### [Görev]
Aşağıdaki kaynak metinde "Davacı tarafça dosya" ifadesinden "ettiği hususunu ispatlayamamıştır." ifadesine kadar olan bölümü, "irsaliyelerde" yerine "sevk belgelerinde" getirerek yeniden yazın.

### [Kaynak Metin]
· · · · · · ·

Davacı tarafça dosya içerisine sunulan fatura dayanakları irsaliyelerde teslim alan bölümünde …, ….adına imzalar bulunmakta olup, imza sahibi kişilerin davalının çalışanı olmadığı celp edilen SGK kayıtlarından anlaşılmıştır. Mutabakat formunun altında imzası bulunan …’in davalı şirket yetkilisi olmadığı Ticaret Sicil Gazetesi kayıtlarında da görüldüğü üzere şirketin tek yetkilisinin … olduğu anlaşılmış, dosya kapsamına göre, davacı, davalı tarafa mal teslim ettiği hususunu ispatlayamamıştır.

· · · · · · ·

### [Sağlanan Bilgiler]
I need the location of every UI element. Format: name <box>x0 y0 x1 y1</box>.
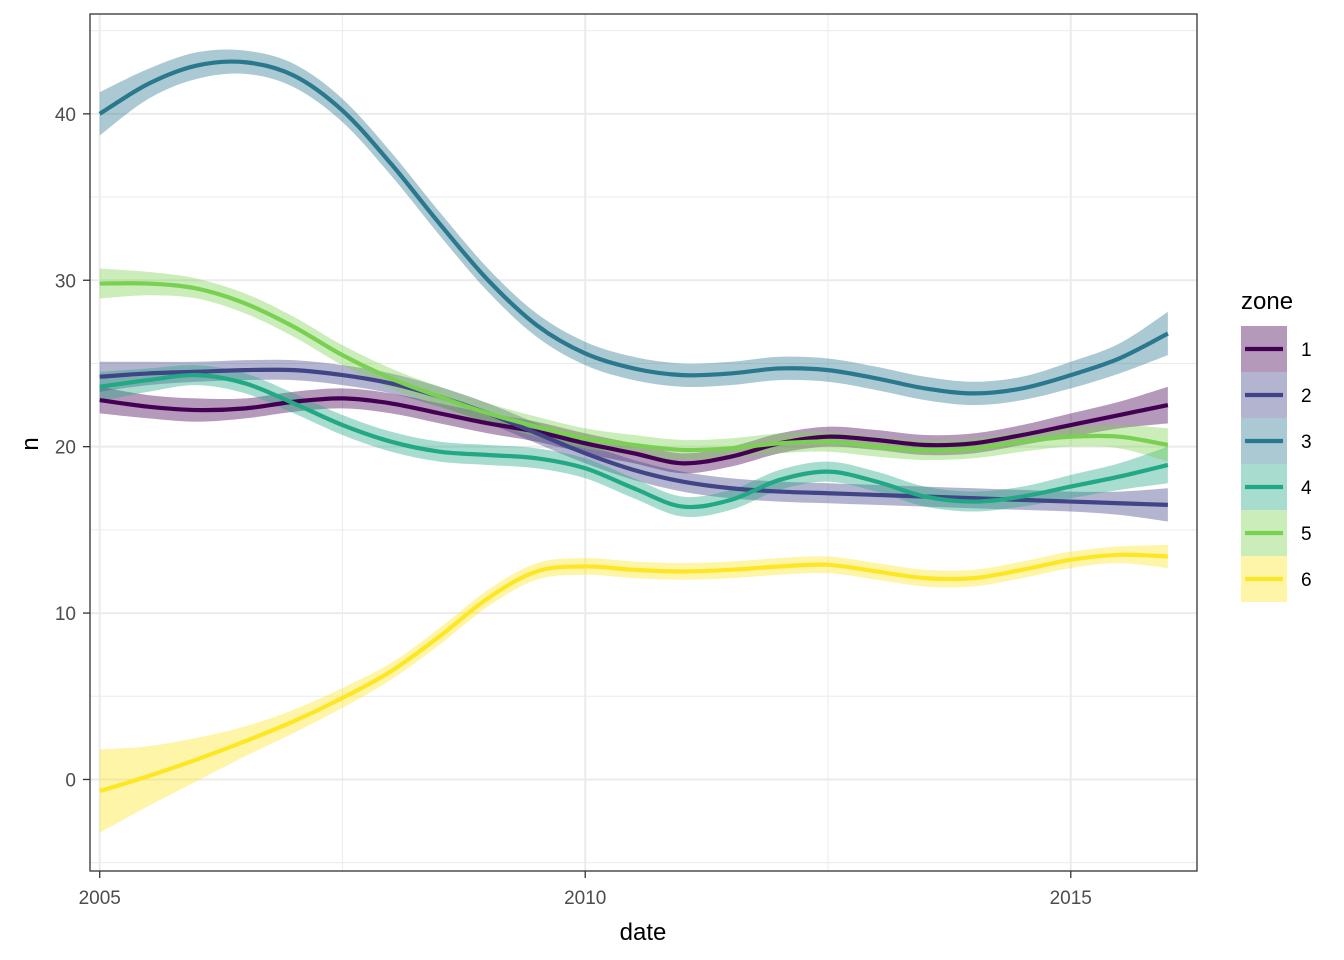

· · · · · · ·

### [Görev Yanıtı]
Davacı tarafça dosya içerisine sunulan fatura dayanakları sevk belgelerinde teslim alan bölümünde …, ….adına imzalar bulunmakta olup, imza sahibi kişilerin davalının çalışanı olmadığı celp edilen SGK kayıtlarından anlaşılmıştır. Mutabakat formunun altında imzası bulunan …’in davalı şirket yetkilisi olmadığı Ticaret Sicil Gazetesi kayıtlarında da görüldüğü üzere şirketin tek yetkilisinin … olduğu anlaşılmış, dosya kapsamına göre, davacı, davalı tarafa mal teslim ettiği hususunu ispatlayamamıştır.